**WHAT IS EXPECTED:** Show every line that has the string "Temperature" in it.

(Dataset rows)

━━━━━━━━━━━━━━━━━━━━

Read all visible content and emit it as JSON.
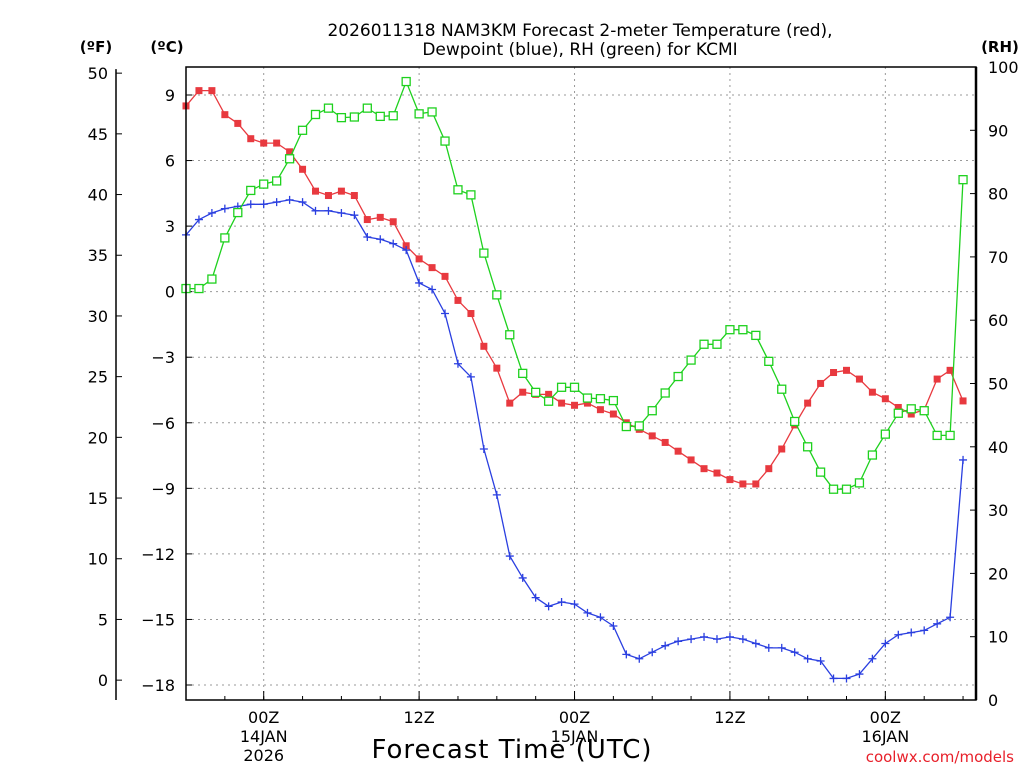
{
  "chart_data": {
    "type": "line",
    "title_line1": "2026011318 NAM3KM Forecast 2-meter Temperature (red),",
    "title_line2": "Dewpoint (blue), RH (green) for KCMI",
    "xlabel": "Forecast Time (UTC)",
    "credit": "coolwx.com/models",
    "units": {
      "fahrenheit": "(ºF)",
      "celsius": "(ºC)",
      "rh": "(RH)"
    },
    "x_hours": {
      "start": 0,
      "end": 61,
      "step": 1
    },
    "celsius_axis": {
      "range": [
        -19,
        10.5
      ],
      "ticks": [
        "9",
        "6",
        "3",
        "0",
        "−3",
        "−6",
        "−9",
        "−12",
        "−15",
        "−18"
      ],
      "tick_values": [
        9,
        6,
        3,
        0,
        -3,
        -6,
        -9,
        -12,
        -15,
        -18
      ]
    },
    "fahrenheit_axis": {
      "ticks": [
        "50",
        "45",
        "40",
        "35",
        "30",
        "25",
        "20",
        "15",
        "10",
        "5",
        "0"
      ],
      "tick_values": [
        50,
        45,
        40,
        35,
        30,
        25,
        20,
        15,
        10,
        5,
        0
      ]
    },
    "rh_axis": {
      "range": [
        0,
        100
      ],
      "ticks": [
        "100",
        "90",
        "80",
        "70",
        "60",
        "50",
        "40",
        "30",
        "20",
        "10",
        "0"
      ],
      "tick_values": [
        100,
        90,
        80,
        70,
        60,
        50,
        40,
        30,
        20,
        10,
        0
      ]
    },
    "x_ticks": [
      {
        "hour": 6,
        "line1": "00Z",
        "line2": "14JAN",
        "line3": "2026"
      },
      {
        "hour": 18,
        "line1": "12Z",
        "line2": "",
        "line3": ""
      },
      {
        "hour": 30,
        "line1": "00Z",
        "line2": "15JAN",
        "line3": ""
      },
      {
        "hour": 42,
        "line1": "12Z",
        "line2": "",
        "line3": ""
      },
      {
        "hour": 54,
        "line1": "00Z",
        "line2": "16JAN",
        "line3": ""
      }
    ],
    "series": [
      {
        "name": "Temperature",
        "unit": "°C",
        "color": "#e8393f",
        "marker": "filled-square",
        "values": [
          8.5,
          9.2,
          9.2,
          8.1,
          7.7,
          7,
          6.8,
          6.8,
          6.4,
          5.6,
          4.6,
          4.4,
          4.6,
          4.4,
          3.3,
          3.4,
          3.2,
          2.1,
          1.5,
          1.1,
          0.7,
          -0.4,
          -1,
          -2.5,
          -3.5,
          -5.1,
          -4.6,
          -4.7,
          -4.7,
          -5.1,
          -5.2,
          -5.1,
          -5.4,
          -5.6,
          -6,
          -6.3,
          -6.6,
          -6.9,
          -7.3,
          -7.7,
          -8.1,
          -8.3,
          -8.6,
          -8.8,
          -8.8,
          -8.1,
          -7.2,
          -6.1,
          -5.1,
          -4.2,
          -3.7,
          -3.6,
          -4,
          -4.6,
          -4.9,
          -5.3,
          -5.6,
          -5.4,
          -4,
          -3.6,
          -5
        ]
      },
      {
        "name": "Dewpoint",
        "unit": "°C",
        "color": "#2a3fe0",
        "marker": "plus",
        "values": [
          2.6,
          3.3,
          3.6,
          3.8,
          3.9,
          4,
          4,
          4.1,
          4.2,
          4.1,
          3.7,
          3.7,
          3.6,
          3.5,
          2.5,
          2.4,
          2.2,
          1.9,
          0.4,
          0.1,
          -1,
          -3.3,
          -3.9,
          -7.2,
          -9.3,
          -12.1,
          -13.1,
          -14,
          -14.4,
          -14.2,
          -14.3,
          -14.7,
          -14.9,
          -15.3,
          -16.6,
          -16.8,
          -16.5,
          -16.2,
          -16,
          -15.9,
          -15.8,
          -15.9,
          -15.8,
          -15.9,
          -16.1,
          -16.3,
          -16.3,
          -16.5,
          -16.8,
          -16.9,
          -17.7,
          -17.7,
          -17.5,
          -16.8,
          -16.1,
          -15.7,
          -15.6,
          -15.5,
          -15.2,
          -14.9,
          -7.7
        ]
      },
      {
        "name": "RH",
        "unit": "%",
        "color": "#1ed11e",
        "marker": "open-square",
        "values": [
          65,
          65,
          66.5,
          73,
          77,
          80.5,
          81.5,
          82,
          85.5,
          90,
          92.5,
          93.5,
          92,
          92.1,
          93.5,
          92.2,
          92.3,
          97.7,
          92.6,
          92.9,
          88.3,
          80.6,
          79.8,
          70.6,
          64,
          57.7,
          51.6,
          48.6,
          47.2,
          49.4,
          49.4,
          47.7,
          47.6,
          47.3,
          43.2,
          43.3,
          45.7,
          48.5,
          51.1,
          53.7,
          56.2,
          56.2,
          58.5,
          58.5,
          57.6,
          53.5,
          49.1,
          44,
          40,
          36,
          33.3,
          33.3,
          34.3,
          38.7,
          42,
          45.3,
          46,
          45.7,
          41.8,
          41.8,
          82.2
        ]
      }
    ]
  }
}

━━━━━━━━━━━━━━━━━━━━

**RESPONSE:**
    "title_line1": "2026011318 NAM3KM Forecast 2-meter Temperature (red),",
        "name": "Temperature",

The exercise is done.